* _WRITTEN REQUEST_
In the listing below, identify each line with the word "کلنگی" and return those lines.

-- start of RECORD EXTRACTS --

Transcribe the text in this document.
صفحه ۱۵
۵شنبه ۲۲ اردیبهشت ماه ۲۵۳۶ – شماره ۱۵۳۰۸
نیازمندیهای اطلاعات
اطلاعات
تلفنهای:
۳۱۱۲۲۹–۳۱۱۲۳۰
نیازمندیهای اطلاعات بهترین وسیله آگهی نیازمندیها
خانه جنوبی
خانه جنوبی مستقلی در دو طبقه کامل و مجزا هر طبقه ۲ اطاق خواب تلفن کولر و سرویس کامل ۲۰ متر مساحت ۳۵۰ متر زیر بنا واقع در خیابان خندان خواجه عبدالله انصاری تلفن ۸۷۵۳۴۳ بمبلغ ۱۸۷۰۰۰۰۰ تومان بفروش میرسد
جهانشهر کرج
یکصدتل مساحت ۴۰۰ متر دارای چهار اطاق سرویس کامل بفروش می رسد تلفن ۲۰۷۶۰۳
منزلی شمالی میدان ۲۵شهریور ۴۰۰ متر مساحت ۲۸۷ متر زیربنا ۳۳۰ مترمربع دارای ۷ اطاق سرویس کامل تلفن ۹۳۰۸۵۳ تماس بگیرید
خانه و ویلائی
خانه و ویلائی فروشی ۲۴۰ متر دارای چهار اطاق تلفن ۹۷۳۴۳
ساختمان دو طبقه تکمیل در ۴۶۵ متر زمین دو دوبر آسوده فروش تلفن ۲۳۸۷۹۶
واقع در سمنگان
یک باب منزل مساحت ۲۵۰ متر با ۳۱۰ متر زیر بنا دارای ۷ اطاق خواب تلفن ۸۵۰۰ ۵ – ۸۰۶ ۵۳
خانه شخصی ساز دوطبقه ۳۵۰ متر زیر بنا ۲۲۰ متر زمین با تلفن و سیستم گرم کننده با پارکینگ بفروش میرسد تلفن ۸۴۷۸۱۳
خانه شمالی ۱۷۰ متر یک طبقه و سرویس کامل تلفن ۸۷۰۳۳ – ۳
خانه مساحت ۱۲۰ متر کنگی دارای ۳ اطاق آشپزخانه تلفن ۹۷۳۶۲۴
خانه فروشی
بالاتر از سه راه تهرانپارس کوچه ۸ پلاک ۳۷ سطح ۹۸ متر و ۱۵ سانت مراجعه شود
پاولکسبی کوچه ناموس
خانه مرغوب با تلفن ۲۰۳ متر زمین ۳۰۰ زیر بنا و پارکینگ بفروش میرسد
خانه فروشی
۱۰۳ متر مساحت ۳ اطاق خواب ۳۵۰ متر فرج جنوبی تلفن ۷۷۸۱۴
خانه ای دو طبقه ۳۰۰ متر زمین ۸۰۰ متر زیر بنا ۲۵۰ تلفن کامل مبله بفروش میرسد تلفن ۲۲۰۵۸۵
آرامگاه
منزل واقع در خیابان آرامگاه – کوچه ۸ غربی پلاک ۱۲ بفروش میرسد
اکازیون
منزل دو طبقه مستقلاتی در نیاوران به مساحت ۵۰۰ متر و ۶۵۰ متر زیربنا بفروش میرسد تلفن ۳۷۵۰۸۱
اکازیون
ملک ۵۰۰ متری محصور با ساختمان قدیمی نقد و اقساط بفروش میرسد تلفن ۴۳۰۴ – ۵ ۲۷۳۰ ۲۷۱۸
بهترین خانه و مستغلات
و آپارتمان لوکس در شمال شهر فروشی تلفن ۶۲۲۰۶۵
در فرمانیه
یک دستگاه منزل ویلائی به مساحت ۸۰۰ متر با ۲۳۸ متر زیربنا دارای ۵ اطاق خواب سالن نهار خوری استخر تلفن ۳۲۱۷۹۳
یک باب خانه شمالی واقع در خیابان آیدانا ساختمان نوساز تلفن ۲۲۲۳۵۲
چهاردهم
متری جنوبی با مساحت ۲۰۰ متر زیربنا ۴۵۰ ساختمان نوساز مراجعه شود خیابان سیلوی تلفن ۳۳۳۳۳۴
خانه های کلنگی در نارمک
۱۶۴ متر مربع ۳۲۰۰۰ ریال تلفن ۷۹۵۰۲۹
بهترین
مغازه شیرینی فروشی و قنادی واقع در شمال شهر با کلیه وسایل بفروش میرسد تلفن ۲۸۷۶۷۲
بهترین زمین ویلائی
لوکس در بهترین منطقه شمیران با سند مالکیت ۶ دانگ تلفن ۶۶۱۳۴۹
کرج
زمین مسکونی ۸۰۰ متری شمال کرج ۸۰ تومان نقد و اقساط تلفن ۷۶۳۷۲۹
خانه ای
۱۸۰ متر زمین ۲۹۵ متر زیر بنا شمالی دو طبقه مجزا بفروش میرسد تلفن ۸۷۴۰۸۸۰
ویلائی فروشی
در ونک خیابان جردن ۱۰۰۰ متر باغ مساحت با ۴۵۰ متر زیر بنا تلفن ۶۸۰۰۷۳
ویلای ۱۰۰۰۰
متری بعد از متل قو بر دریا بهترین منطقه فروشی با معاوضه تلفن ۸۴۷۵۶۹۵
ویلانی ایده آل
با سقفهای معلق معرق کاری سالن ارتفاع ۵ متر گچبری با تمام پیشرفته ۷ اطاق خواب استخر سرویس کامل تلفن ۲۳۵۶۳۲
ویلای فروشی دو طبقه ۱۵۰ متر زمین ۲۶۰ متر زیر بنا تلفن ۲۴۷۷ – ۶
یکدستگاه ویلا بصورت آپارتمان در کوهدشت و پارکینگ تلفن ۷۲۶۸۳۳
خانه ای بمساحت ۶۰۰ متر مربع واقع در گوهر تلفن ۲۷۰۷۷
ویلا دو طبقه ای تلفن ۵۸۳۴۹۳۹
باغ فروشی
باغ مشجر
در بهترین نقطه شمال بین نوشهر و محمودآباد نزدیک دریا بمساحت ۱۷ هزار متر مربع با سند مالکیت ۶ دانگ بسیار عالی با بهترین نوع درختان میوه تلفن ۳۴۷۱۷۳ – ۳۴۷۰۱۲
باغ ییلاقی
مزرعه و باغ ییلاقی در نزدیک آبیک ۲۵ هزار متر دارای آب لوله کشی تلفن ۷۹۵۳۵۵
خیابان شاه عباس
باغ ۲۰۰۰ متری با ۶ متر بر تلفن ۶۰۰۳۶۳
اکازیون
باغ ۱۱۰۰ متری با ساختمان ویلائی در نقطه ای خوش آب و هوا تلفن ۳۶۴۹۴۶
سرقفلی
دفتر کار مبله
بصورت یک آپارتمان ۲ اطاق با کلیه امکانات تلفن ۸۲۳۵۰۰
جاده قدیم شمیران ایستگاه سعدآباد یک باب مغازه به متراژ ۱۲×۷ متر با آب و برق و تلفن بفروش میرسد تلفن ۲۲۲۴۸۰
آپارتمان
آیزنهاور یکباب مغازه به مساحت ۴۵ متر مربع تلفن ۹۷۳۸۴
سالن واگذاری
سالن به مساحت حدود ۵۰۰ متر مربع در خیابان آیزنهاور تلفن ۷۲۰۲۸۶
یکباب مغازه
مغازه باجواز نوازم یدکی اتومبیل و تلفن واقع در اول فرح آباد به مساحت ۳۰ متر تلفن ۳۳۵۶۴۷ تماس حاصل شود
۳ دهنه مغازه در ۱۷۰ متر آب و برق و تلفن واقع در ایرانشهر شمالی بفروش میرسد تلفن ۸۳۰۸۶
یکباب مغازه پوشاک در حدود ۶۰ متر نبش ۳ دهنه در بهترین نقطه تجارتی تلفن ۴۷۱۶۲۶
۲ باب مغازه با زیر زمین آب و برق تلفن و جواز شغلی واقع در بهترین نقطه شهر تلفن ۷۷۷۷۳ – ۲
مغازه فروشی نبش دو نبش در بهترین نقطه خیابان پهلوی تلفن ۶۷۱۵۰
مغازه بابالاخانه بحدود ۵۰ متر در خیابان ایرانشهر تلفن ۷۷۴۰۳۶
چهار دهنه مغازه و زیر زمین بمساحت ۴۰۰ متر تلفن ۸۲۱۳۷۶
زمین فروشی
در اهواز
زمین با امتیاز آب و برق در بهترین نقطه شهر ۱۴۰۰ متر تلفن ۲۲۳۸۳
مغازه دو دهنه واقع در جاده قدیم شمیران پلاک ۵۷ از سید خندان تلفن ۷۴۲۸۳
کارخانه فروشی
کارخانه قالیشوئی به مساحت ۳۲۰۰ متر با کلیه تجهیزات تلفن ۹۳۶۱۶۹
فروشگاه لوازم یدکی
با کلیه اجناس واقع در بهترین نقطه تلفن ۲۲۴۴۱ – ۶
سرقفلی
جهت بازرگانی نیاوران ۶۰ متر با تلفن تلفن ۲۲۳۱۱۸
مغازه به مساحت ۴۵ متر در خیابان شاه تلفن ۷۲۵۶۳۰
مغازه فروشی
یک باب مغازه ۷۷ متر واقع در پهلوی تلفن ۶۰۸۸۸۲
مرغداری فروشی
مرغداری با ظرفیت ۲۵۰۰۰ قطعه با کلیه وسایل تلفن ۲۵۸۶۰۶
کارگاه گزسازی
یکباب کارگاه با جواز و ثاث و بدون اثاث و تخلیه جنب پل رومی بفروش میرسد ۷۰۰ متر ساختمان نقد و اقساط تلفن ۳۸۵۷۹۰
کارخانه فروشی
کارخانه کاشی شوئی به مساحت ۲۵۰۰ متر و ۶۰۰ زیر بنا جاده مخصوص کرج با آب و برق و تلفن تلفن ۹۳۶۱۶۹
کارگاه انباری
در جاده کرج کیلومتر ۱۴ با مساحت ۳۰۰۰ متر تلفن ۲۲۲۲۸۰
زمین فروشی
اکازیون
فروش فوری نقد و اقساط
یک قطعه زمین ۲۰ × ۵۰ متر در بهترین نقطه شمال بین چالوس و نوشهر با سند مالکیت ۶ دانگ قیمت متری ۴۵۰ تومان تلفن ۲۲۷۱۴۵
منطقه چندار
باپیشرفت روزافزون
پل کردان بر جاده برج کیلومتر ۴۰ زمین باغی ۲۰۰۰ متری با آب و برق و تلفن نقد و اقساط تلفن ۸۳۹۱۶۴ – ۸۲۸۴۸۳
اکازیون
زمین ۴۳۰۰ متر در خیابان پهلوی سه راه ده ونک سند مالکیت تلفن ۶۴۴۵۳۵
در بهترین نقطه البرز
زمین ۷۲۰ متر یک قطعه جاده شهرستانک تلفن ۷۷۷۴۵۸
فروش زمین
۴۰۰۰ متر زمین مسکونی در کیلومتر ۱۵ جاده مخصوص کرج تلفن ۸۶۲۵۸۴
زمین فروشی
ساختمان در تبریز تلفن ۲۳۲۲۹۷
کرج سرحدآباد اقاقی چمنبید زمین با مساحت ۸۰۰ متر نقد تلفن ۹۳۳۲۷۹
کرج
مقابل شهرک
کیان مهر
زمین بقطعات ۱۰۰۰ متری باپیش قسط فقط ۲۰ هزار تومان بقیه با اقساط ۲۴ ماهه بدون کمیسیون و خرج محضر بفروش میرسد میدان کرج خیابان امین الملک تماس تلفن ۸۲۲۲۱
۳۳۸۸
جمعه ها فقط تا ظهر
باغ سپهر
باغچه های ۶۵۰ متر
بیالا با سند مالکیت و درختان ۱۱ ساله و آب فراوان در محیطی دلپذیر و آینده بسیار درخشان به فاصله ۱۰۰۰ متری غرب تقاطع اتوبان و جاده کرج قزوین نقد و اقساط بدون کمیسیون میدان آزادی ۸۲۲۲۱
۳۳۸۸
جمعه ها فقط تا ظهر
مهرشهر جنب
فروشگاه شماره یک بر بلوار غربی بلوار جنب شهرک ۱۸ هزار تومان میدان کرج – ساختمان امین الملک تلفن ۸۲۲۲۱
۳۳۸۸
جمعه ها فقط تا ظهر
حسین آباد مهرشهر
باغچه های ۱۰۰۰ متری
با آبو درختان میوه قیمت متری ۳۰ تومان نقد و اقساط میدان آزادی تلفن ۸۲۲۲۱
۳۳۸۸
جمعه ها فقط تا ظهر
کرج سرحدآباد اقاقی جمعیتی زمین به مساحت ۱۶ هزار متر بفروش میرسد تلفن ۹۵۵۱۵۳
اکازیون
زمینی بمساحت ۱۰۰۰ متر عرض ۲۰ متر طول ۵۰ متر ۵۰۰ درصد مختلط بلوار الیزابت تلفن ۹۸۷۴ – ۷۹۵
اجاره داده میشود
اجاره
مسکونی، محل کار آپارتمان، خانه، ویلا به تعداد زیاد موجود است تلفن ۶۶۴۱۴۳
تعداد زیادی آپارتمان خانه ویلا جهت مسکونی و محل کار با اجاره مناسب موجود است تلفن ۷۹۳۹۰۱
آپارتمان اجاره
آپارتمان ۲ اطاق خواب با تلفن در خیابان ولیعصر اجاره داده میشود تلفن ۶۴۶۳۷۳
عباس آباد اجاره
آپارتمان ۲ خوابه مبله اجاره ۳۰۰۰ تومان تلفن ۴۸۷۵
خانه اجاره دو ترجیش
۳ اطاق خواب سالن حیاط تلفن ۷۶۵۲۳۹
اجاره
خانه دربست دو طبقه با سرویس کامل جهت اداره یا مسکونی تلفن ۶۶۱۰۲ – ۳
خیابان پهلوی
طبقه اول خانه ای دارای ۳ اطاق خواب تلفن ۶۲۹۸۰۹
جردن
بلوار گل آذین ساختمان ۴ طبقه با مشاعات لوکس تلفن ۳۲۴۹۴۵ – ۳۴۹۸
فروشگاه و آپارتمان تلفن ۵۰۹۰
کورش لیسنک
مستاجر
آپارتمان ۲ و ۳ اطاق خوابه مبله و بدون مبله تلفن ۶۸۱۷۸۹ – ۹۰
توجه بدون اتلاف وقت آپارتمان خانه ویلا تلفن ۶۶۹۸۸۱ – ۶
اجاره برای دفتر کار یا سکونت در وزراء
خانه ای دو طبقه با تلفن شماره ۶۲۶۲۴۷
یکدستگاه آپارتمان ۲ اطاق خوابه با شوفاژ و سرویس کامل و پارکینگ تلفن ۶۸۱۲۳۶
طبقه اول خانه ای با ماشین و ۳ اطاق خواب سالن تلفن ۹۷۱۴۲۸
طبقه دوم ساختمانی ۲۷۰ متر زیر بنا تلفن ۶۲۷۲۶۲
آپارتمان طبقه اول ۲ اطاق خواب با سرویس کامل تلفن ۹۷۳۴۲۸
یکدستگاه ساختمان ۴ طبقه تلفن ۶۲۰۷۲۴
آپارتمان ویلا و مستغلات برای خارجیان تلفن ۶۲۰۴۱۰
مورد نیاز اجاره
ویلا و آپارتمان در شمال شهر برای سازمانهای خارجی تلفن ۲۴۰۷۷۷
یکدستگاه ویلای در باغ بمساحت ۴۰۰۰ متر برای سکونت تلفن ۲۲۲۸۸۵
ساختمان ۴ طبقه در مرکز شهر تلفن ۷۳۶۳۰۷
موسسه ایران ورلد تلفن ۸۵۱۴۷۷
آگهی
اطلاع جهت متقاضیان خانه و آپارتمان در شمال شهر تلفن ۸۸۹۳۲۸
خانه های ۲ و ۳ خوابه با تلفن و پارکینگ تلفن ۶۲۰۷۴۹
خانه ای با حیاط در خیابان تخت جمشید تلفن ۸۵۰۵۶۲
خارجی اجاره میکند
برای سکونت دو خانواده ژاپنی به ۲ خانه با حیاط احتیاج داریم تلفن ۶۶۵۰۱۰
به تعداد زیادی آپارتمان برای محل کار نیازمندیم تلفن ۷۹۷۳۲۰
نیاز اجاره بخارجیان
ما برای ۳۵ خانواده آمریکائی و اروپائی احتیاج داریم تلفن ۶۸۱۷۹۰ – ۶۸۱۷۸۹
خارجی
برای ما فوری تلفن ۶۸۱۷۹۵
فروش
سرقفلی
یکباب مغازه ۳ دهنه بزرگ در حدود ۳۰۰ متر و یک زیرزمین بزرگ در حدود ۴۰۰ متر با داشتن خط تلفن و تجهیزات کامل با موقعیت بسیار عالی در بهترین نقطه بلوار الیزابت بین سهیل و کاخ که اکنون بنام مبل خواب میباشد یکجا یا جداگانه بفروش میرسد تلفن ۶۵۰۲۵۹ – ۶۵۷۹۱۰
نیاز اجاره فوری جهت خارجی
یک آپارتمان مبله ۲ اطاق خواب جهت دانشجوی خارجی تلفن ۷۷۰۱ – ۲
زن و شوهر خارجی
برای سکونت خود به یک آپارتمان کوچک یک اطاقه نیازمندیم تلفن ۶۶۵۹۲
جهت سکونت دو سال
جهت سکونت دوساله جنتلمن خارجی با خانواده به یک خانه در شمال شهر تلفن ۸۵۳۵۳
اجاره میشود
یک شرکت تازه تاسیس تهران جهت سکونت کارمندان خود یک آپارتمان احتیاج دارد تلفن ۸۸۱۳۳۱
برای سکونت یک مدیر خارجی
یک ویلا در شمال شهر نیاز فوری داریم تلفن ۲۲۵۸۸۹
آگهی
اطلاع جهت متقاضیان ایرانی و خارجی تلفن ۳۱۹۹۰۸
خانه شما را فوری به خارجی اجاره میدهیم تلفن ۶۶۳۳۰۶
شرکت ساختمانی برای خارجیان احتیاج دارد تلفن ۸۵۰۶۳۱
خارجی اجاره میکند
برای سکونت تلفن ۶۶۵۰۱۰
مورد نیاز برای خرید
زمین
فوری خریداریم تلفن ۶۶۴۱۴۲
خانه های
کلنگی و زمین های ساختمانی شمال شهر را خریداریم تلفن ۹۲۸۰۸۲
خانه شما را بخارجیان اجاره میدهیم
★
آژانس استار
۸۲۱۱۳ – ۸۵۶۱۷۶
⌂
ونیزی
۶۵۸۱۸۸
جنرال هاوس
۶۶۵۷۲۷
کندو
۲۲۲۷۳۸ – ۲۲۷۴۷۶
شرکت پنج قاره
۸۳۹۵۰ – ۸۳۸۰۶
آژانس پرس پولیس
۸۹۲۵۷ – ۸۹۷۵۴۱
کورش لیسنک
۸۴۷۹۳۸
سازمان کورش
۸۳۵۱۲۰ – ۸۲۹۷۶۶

-- end of RECORD EXTRACTS --

* _EXERCISE OUTPUT_
خانه های کلنگی در نارمک
کلنگی و زمین های ساختمانی شمال شهر را خریداریم تلفن ۹۲۸۰۸۲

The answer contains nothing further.